***** Data excerpts

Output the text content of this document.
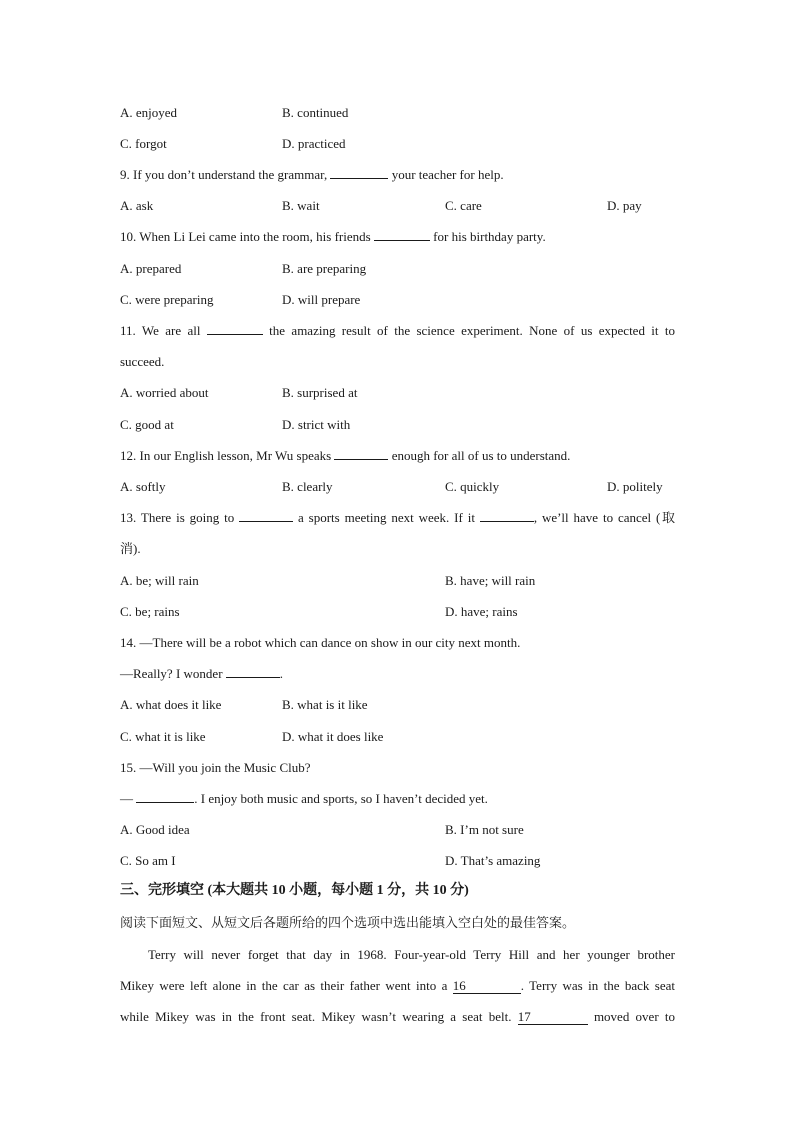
A. enjoyed	B. continued
C. forgot	D. practiced
9. If you don’t understand the grammar,	your teacher for help.
A. ask	B. wait	C. care	D. pay
10. When Li Lei came into the room, his friends	for his birthday party.
A. prepared	B. are preparing
C. were preparing	D. will prepare
11. We are all	the amazing result of the science experiment. None of us expected it to
succeed.
A. worried about	B. surprised at
C. good at	D. strict with
12. In our English lesson, Mr Wu speaks	enough for all of us to understand.
A. softly	B. clearly	C. quickly	D. politely
13. There is going to	a sports meeting next week. If it	, we’ll have to cancel (取
消).
A. be; will rain	B. have; will rain
C. be; rains	D. have; rains
14. —There will be a robot which can dance on show in our city next month.
—Really? I wonder	.
A. what does it like	B. what is it like
C. what it is like	D. what it does like
15. —Will you join the Music Club?
—	. I enjoy both music and sports, so I haven’t decided yet.
A. Good idea	B. I’m not sure
C. So am I	D. That’s amazing
三、完形填空 (本大题共 10 小题，每小题 1 分，共 10 分)
阅读下面短文、从短文后各题所给的四个选项中选出能填入空白处的最佳答案。
Terry will never forget that day in 1968. Four-year-old Terry Hill and her younger brother
Mikey were left alone in the car as their father went into a 16	. Terry was in the back seat
while Mikey was in the front seat. Mikey wasn’t wearing a seat belt. 17	moved over to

**********

Retype the records exactly. Any image in them should not appear in what you write.

Output the text content of this document.
A. enjoyed	B. continued
C. forgot	D. practiced
9. If you don’t understand the grammar,	your teacher for help.
A. ask	B. wait	C. care	D. pay
10. When Li Lei came into the room, his friends	for his birthday party.
A. prepared	B. are preparing
C. were preparing	D. will prepare
11. We are all	the amazing result of the science experiment. None of us expected it to
succeed.
A. worried about	B. surprised at
C. good at	D. strict with
12. In our English lesson, Mr Wu speaks	enough for all of us to understand.
A. softly	B. clearly	C. quickly	D. politely
13. There is going to	a sports meeting next week. If it	, we’ll have to cancel (取
消).
A. be; will rain	B. have; will rain
C. be; rains	D. have; rains
14. —There will be a robot which can dance on show in our city next month.
—Really? I wonder	.
A. what does it like	B. what is it like
C. what it is like	D. what it does like
15. —Will you join the Music Club?
—	. I enjoy both music and sports, so I haven’t decided yet.
A. Good idea	B. I’m not sure
C. So am I	D. That’s amazing
三、完形填空 (本大题共 10 小题，每小题 1 分，共 10 分)
阅读下面短文、从短文后各题所给的四个选项中选出能填入空白处的最佳答案。
Terry will never forget that day in 1968. Four-year-old Terry Hill and her younger brother
Mikey were left alone in the car as their father went into a 16	. Terry was in the back seat
while Mikey was in the front seat. Mikey wasn’t wearing a seat belt. 17	moved over to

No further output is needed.